BEGIN Dataset rows
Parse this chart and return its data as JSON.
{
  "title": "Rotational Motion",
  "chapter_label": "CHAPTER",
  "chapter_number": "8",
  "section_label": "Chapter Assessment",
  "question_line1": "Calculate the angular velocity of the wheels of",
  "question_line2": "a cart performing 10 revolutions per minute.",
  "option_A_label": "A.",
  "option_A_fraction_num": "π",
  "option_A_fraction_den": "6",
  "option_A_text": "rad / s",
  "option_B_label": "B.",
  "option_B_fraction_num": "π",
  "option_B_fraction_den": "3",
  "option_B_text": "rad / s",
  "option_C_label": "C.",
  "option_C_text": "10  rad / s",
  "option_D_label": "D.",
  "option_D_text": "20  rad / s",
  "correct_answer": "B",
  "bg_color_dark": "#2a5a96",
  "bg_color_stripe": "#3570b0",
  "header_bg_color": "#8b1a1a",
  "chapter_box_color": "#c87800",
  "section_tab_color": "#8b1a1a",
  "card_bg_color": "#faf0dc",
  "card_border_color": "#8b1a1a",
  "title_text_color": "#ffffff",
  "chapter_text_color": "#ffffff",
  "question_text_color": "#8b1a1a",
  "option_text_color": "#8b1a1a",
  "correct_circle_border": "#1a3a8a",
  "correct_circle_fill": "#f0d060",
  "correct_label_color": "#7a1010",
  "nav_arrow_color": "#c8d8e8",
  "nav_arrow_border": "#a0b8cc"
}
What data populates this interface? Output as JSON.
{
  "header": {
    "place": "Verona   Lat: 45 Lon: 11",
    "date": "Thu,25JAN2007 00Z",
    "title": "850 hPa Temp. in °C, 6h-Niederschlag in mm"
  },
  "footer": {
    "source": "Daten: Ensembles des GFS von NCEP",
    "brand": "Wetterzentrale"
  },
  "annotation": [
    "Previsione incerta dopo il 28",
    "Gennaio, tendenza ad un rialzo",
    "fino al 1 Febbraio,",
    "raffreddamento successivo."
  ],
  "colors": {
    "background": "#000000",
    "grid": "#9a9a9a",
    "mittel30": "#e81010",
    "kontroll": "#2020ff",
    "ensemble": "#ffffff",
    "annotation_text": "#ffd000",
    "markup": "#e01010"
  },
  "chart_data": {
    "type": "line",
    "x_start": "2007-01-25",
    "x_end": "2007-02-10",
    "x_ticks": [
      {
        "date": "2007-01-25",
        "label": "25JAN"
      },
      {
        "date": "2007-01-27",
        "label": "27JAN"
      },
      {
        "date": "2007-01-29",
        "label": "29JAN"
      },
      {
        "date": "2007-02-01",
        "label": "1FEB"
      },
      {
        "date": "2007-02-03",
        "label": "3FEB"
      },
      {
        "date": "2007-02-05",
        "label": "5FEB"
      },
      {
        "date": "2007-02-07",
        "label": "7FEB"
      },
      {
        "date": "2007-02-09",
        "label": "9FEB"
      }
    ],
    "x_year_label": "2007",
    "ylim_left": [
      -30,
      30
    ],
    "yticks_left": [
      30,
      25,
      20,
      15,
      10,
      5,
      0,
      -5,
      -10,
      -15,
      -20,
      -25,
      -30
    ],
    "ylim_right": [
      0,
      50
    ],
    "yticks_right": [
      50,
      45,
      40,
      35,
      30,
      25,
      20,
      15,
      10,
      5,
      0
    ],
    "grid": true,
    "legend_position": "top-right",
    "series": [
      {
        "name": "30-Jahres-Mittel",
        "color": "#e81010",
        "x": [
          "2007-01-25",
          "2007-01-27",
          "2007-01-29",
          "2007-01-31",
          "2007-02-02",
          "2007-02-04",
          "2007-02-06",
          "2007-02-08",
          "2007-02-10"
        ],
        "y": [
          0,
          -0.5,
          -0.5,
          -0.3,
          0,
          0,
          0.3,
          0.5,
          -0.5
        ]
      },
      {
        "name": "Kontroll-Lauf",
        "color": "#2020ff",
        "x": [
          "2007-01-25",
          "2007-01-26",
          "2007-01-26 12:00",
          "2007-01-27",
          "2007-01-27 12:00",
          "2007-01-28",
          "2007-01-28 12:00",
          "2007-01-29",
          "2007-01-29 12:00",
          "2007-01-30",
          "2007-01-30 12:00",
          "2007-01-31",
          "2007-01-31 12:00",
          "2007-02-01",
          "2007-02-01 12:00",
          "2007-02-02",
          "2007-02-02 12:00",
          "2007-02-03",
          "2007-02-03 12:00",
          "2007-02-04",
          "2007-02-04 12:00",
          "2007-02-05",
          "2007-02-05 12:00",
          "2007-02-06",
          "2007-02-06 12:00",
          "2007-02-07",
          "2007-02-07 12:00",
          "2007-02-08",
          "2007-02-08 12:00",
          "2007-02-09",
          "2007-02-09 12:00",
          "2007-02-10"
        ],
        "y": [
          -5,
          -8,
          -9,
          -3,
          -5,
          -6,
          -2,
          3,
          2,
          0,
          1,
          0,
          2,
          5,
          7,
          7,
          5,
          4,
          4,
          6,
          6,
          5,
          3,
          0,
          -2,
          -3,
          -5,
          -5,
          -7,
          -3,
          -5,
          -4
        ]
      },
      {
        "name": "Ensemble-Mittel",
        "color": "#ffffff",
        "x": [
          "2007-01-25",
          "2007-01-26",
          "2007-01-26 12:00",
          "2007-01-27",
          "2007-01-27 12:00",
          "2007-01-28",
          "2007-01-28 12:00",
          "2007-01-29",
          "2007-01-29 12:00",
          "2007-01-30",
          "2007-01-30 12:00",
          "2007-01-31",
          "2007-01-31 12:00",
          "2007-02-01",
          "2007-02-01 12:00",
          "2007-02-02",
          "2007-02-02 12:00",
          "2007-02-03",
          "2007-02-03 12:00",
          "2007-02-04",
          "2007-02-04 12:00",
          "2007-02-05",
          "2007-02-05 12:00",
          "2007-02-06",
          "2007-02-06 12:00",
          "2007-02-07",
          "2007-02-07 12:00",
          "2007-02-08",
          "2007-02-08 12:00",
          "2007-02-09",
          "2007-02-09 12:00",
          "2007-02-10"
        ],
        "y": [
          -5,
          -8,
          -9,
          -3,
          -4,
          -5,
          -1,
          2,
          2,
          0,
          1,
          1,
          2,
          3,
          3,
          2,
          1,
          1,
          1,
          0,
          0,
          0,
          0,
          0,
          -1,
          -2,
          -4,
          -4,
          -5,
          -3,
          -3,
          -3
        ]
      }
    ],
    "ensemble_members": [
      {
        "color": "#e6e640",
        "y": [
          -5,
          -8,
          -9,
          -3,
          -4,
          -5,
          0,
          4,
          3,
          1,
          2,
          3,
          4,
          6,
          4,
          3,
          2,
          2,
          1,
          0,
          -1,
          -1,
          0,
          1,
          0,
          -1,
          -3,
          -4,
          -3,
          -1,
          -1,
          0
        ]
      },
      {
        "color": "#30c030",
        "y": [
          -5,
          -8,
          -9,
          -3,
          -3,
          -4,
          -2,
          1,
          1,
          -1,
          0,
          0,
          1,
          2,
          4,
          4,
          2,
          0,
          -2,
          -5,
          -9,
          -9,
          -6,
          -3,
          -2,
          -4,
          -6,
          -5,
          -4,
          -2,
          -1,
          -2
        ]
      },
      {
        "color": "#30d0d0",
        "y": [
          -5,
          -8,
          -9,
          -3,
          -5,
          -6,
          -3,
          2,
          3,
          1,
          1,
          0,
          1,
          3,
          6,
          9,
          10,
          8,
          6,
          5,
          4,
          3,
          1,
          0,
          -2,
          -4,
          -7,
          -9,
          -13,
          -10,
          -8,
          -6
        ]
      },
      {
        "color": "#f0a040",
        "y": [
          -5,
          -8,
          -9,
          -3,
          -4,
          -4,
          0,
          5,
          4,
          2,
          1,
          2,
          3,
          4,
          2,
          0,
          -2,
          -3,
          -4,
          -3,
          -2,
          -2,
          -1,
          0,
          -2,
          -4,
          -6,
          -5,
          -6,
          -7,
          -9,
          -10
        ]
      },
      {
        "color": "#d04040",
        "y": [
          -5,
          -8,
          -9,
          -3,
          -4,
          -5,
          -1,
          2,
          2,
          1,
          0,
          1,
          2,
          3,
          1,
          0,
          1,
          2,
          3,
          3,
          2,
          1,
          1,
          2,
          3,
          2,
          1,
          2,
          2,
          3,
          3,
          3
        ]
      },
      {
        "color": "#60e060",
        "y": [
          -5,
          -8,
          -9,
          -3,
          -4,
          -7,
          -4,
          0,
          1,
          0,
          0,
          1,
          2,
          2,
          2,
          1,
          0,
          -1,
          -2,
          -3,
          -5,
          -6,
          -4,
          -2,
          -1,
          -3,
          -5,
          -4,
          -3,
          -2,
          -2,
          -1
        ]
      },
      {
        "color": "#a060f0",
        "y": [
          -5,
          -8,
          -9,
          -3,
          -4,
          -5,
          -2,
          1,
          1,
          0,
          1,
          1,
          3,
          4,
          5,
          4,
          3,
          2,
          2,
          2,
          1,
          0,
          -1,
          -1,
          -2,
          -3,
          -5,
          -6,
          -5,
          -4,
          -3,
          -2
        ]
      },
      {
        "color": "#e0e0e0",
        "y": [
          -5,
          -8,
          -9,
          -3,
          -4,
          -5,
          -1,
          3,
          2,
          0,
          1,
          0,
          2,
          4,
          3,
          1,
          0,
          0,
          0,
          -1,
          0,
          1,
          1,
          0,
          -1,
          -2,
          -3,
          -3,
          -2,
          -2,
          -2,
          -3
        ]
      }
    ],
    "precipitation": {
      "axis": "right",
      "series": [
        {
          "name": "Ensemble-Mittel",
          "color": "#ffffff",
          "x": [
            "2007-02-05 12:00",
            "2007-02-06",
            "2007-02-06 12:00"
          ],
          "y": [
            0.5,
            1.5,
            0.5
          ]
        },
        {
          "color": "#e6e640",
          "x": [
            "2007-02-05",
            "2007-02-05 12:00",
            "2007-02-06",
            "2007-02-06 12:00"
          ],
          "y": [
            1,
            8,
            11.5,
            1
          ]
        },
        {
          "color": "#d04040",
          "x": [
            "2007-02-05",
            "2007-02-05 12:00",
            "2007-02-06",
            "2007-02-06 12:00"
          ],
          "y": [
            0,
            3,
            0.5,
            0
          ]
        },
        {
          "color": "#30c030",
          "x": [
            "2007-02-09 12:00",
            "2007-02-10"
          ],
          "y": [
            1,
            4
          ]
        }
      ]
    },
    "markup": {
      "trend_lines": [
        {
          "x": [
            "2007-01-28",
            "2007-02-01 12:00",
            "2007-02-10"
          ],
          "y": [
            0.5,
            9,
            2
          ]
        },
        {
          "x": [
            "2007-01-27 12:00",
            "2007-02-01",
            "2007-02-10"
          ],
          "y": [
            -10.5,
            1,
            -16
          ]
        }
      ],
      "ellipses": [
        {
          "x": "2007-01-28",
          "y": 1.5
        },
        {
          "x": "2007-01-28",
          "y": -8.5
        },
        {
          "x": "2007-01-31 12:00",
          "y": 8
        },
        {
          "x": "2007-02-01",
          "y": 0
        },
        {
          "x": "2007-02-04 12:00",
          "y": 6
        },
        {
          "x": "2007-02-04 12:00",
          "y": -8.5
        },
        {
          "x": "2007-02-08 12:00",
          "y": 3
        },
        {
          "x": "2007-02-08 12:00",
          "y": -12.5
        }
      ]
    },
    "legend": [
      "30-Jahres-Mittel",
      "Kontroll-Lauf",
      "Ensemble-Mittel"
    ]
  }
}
END Dataset rows
### Objective
Pull out all lines from the entries above that include the word "Jahres".

### Complete response
        "name": "30-Jahres-Mittel",
      "30-Jahres-Mittel",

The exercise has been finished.